Only a number is required: how many lines of the material contain the word "title"?
++++++++++
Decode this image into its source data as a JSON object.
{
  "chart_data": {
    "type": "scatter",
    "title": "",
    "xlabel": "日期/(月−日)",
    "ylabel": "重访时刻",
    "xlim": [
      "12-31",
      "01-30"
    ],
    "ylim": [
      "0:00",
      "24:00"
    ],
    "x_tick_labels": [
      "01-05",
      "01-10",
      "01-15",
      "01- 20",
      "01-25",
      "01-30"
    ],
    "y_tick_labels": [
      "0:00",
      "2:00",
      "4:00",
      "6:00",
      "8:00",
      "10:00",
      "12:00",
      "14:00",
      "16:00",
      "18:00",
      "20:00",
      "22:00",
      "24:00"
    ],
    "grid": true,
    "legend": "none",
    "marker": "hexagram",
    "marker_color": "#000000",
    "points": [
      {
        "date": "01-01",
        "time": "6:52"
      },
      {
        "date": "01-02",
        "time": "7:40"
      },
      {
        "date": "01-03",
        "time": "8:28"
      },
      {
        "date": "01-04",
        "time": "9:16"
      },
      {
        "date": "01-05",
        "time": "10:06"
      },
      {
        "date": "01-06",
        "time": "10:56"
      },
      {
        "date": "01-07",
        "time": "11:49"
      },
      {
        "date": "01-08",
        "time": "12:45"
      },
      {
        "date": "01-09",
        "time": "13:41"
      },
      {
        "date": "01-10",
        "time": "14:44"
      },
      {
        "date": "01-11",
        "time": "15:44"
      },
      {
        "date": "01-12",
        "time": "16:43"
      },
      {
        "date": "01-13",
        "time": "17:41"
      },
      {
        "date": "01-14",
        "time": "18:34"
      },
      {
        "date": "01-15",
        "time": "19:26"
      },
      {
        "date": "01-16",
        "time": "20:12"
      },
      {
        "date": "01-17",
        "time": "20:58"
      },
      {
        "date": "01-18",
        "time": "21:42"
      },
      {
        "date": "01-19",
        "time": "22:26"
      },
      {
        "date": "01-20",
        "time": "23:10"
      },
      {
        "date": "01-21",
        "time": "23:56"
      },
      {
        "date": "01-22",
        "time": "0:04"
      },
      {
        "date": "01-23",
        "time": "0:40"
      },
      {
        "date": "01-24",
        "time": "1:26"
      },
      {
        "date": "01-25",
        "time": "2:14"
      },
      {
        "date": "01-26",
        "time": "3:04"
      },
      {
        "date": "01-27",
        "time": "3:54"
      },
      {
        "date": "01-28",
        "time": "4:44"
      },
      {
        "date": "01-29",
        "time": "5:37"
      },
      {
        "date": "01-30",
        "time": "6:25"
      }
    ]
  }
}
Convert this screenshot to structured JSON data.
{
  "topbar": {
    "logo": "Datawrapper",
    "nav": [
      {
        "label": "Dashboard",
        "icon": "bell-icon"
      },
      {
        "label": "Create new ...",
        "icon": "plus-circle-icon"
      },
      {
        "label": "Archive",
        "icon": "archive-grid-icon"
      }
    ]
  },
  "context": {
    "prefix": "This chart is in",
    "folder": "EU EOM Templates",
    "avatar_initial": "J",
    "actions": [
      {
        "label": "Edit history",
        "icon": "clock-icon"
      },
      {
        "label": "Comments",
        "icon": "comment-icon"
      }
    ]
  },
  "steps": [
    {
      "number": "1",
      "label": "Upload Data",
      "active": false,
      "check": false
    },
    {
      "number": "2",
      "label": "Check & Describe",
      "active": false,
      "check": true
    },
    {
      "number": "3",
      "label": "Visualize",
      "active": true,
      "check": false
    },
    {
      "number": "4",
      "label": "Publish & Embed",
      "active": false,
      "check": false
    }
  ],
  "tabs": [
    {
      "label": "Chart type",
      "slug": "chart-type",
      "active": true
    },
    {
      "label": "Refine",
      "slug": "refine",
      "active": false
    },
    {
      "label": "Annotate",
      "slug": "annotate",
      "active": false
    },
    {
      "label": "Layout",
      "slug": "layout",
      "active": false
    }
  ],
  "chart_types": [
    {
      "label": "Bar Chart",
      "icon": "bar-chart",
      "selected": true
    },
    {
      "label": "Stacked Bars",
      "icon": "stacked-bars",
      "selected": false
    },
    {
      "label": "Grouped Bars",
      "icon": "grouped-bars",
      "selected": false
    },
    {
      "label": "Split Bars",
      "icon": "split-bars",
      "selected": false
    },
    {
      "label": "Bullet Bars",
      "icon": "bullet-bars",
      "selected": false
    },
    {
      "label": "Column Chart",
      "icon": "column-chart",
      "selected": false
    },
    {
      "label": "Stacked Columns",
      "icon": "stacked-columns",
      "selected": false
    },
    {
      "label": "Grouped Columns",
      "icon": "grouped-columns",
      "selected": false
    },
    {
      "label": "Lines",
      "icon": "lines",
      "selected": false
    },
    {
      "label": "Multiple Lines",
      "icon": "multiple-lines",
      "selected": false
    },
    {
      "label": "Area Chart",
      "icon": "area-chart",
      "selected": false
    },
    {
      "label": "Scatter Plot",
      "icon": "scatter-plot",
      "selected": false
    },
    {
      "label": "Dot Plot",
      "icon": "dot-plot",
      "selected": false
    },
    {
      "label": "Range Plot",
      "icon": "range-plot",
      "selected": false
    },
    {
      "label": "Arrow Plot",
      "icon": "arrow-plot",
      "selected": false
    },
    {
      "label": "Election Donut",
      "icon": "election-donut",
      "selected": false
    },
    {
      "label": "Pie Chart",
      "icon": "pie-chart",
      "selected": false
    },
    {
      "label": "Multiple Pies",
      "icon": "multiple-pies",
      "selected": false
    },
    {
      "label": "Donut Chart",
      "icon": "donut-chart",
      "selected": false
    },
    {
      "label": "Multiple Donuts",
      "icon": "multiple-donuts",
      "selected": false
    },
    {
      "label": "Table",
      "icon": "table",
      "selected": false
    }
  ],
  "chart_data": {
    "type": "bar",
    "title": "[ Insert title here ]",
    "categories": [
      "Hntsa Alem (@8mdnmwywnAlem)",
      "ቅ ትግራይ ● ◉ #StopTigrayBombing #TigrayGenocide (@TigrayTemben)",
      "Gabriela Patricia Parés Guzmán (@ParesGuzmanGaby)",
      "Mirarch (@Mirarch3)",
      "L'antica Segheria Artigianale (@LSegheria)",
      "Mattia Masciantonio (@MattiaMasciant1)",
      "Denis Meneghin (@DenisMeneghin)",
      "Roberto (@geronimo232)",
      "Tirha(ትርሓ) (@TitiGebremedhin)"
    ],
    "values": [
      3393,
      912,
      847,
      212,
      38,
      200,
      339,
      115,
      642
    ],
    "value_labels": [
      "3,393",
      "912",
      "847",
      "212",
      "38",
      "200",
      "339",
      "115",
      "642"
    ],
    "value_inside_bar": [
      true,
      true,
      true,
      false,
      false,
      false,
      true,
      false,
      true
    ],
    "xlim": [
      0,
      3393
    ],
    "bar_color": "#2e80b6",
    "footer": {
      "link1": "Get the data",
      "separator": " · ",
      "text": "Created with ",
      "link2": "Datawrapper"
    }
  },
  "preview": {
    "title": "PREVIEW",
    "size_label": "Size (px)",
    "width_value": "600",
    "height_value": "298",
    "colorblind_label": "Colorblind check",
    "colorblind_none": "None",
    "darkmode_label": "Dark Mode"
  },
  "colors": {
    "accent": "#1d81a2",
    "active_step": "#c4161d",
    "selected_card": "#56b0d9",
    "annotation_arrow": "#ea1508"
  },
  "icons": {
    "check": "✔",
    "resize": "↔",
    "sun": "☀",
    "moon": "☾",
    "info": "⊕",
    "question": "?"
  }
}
++++++++++
■ **CORRECT ANSWER**:
3